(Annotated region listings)
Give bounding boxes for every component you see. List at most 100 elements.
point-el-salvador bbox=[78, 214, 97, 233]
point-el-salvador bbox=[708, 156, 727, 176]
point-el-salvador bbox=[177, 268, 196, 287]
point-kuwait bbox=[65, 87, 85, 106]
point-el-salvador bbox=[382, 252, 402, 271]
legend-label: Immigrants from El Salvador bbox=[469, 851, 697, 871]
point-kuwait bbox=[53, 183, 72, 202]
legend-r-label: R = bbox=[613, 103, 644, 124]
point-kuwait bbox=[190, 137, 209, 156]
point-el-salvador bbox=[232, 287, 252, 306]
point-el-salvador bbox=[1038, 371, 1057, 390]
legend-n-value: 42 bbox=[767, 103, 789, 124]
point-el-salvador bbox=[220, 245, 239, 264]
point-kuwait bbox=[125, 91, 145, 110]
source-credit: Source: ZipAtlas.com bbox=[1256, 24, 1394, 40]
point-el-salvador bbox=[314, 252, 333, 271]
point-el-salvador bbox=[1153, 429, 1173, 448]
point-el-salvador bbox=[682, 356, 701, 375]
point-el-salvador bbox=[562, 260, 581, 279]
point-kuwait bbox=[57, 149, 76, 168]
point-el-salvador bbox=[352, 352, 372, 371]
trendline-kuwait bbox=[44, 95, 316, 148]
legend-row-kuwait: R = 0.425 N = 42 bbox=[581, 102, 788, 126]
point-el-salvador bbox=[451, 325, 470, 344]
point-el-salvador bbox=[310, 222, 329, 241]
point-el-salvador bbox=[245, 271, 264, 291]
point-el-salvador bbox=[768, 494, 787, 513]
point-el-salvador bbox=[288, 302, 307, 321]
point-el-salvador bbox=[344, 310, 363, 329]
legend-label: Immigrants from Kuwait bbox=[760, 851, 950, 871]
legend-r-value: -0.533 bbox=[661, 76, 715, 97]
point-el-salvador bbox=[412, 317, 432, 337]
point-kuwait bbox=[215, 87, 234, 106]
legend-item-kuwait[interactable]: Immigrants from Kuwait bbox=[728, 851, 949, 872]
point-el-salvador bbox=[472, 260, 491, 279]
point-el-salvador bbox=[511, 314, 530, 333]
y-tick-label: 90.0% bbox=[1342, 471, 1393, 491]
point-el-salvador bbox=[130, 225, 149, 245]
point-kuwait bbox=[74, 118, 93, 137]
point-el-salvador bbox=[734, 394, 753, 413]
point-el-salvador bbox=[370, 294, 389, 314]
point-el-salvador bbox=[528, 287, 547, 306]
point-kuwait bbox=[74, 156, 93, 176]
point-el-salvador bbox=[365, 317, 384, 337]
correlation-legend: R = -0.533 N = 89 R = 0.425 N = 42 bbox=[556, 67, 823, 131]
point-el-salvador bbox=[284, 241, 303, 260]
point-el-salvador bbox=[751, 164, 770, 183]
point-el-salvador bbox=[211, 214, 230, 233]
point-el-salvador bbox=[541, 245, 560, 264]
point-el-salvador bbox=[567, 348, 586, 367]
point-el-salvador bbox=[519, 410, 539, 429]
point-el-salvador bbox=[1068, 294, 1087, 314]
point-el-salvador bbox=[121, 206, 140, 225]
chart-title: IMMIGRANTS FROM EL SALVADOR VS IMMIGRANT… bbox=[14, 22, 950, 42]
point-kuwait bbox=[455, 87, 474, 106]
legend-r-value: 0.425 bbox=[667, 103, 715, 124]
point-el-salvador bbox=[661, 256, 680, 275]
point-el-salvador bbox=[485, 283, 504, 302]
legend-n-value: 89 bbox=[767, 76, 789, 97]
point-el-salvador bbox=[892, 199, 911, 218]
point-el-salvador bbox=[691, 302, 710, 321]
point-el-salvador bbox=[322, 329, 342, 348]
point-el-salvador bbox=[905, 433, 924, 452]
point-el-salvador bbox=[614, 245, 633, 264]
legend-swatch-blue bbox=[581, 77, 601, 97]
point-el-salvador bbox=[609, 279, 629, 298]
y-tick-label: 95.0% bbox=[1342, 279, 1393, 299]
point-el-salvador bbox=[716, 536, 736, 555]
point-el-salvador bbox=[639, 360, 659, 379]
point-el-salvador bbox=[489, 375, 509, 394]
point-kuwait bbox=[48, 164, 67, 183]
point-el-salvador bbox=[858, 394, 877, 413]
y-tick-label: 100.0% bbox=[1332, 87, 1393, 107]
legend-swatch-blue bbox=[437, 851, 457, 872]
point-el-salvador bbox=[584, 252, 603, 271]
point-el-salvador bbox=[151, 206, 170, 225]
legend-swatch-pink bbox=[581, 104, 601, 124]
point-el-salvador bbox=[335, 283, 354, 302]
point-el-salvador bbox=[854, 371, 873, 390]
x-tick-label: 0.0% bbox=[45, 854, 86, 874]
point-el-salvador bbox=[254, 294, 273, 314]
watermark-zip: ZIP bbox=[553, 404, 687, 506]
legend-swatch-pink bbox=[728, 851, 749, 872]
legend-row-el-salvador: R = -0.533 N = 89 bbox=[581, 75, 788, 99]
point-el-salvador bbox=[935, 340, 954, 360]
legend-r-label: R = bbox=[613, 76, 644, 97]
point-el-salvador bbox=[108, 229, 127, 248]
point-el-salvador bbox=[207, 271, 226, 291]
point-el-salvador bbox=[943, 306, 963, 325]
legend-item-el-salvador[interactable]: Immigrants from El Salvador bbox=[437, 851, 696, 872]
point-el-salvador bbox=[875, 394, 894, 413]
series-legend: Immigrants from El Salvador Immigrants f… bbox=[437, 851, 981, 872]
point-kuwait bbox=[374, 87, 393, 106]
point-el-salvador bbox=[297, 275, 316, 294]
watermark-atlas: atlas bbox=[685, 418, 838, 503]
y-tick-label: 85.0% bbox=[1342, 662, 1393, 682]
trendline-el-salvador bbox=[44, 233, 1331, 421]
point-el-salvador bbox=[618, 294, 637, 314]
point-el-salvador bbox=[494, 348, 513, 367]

__STATED PROBLEM__
Update the material so that every instance of "legend-label" reads "legend-text", leaving all other text unchanged.

__TASK RESULT__
Give bounding boxes for every component you see. List at most 100 elements.
point-el-salvador bbox=[78, 214, 97, 233]
point-el-salvador bbox=[708, 156, 727, 176]
point-el-salvador bbox=[177, 268, 196, 287]
point-kuwait bbox=[65, 87, 85, 106]
point-el-salvador bbox=[382, 252, 402, 271]
legend-text: Immigrants from El Salvador bbox=[469, 851, 697, 871]
point-kuwait bbox=[53, 183, 72, 202]
legend-r-label: R = bbox=[613, 103, 644, 124]
point-kuwait bbox=[190, 137, 209, 156]
point-el-salvador bbox=[232, 287, 252, 306]
point-el-salvador bbox=[1038, 371, 1057, 390]
legend-n-value: 42 bbox=[767, 103, 789, 124]
point-el-salvador bbox=[220, 245, 239, 264]
point-kuwait bbox=[125, 91, 145, 110]
source-credit: Source: ZipAtlas.com bbox=[1256, 24, 1394, 40]
point-el-salvador bbox=[314, 252, 333, 271]
point-el-salvador bbox=[1153, 429, 1173, 448]
point-el-salvador bbox=[682, 356, 701, 375]
point-el-salvador bbox=[562, 260, 581, 279]
point-kuwait bbox=[57, 149, 76, 168]
point-el-salvador bbox=[352, 352, 372, 371]
trendline-kuwait bbox=[44, 95, 316, 148]
legend-row-kuwait: R = 0.425 N = 42 bbox=[581, 102, 788, 126]
point-el-salvador bbox=[451, 325, 470, 344]
point-el-salvador bbox=[310, 222, 329, 241]
point-el-salvador bbox=[245, 271, 264, 291]
point-el-salvador bbox=[768, 494, 787, 513]
point-el-salvador bbox=[288, 302, 307, 321]
point-el-salvador bbox=[344, 310, 363, 329]
legend-text: Immigrants from Kuwait bbox=[760, 851, 950, 871]
legend-r-value: -0.533 bbox=[661, 76, 715, 97]
point-el-salvador bbox=[412, 317, 432, 337]
point-kuwait bbox=[215, 87, 234, 106]
legend-item-kuwait[interactable]: Immigrants from Kuwait bbox=[728, 851, 949, 872]
point-el-salvador bbox=[472, 260, 491, 279]
point-el-salvador bbox=[511, 314, 530, 333]
y-tick-label: 90.0% bbox=[1342, 471, 1393, 491]
point-el-salvador bbox=[130, 225, 149, 245]
point-kuwait bbox=[74, 118, 93, 137]
point-el-salvador bbox=[734, 394, 753, 413]
point-el-salvador bbox=[370, 294, 389, 314]
point-el-salvador bbox=[528, 287, 547, 306]
point-kuwait bbox=[74, 156, 93, 176]
point-el-salvador bbox=[365, 317, 384, 337]
correlation-legend: R = -0.533 N = 89 R = 0.425 N = 42 bbox=[556, 67, 823, 131]
point-el-salvador bbox=[284, 241, 303, 260]
point-el-salvador bbox=[751, 164, 770, 183]
point-el-salvador bbox=[211, 214, 230, 233]
point-el-salvador bbox=[541, 245, 560, 264]
point-el-salvador bbox=[567, 348, 586, 367]
point-el-salvador bbox=[519, 410, 539, 429]
point-el-salvador bbox=[1068, 294, 1087, 314]
point-el-salvador bbox=[121, 206, 140, 225]
chart-title: IMMIGRANTS FROM EL SALVADOR VS IMMIGRANT… bbox=[14, 22, 950, 42]
point-kuwait bbox=[455, 87, 474, 106]
legend-r-value: 0.425 bbox=[667, 103, 715, 124]
point-el-salvador bbox=[661, 256, 680, 275]
point-el-salvador bbox=[485, 283, 504, 302]
legend-n-value: 89 bbox=[767, 76, 789, 97]
point-el-salvador bbox=[892, 199, 911, 218]
point-el-salvador bbox=[691, 302, 710, 321]
point-el-salvador bbox=[322, 329, 342, 348]
point-el-salvador bbox=[905, 433, 924, 452]
point-el-salvador bbox=[614, 245, 633, 264]
legend-swatch-blue bbox=[581, 77, 601, 97]
point-el-salvador bbox=[609, 279, 629, 298]
y-tick-label: 95.0% bbox=[1342, 279, 1393, 299]
point-el-salvador bbox=[716, 536, 736, 555]
point-el-salvador bbox=[639, 360, 659, 379]
point-el-salvador bbox=[489, 375, 509, 394]
point-kuwait bbox=[48, 164, 67, 183]
point-el-salvador bbox=[858, 394, 877, 413]
y-tick-label: 100.0% bbox=[1332, 87, 1393, 107]
legend-swatch-blue bbox=[437, 851, 457, 872]
point-el-salvador bbox=[584, 252, 603, 271]
point-el-salvador bbox=[151, 206, 170, 225]
legend-swatch-pink bbox=[581, 104, 601, 124]
point-el-salvador bbox=[335, 283, 354, 302]
point-el-salvador bbox=[854, 371, 873, 390]
x-tick-label: 0.0% bbox=[45, 854, 86, 874]
point-el-salvador bbox=[254, 294, 273, 314]
watermark-zip: ZIP bbox=[553, 404, 687, 506]
legend-swatch-pink bbox=[728, 851, 749, 872]
legend-row-el-salvador: R = -0.533 N = 89 bbox=[581, 75, 788, 99]
point-el-salvador bbox=[935, 340, 954, 360]
legend-r-label: R = bbox=[613, 76, 644, 97]
point-el-salvador bbox=[108, 229, 127, 248]
point-el-salvador bbox=[207, 271, 226, 291]
point-el-salvador bbox=[943, 306, 963, 325]
legend-item-el-salvador[interactable]: Immigrants from El Salvador bbox=[437, 851, 696, 872]
point-el-salvador bbox=[875, 394, 894, 413]
series-legend: Immigrants from El Salvador Immigrants f… bbox=[437, 851, 981, 872]
point-kuwait bbox=[374, 87, 393, 106]
point-el-salvador bbox=[297, 275, 316, 294]
watermark-atlas: atlas bbox=[685, 418, 838, 503]
y-tick-label: 85.0% bbox=[1342, 662, 1393, 682]
trendline-el-salvador bbox=[44, 233, 1331, 421]
point-el-salvador bbox=[618, 294, 637, 314]
point-el-salvador bbox=[494, 348, 513, 367]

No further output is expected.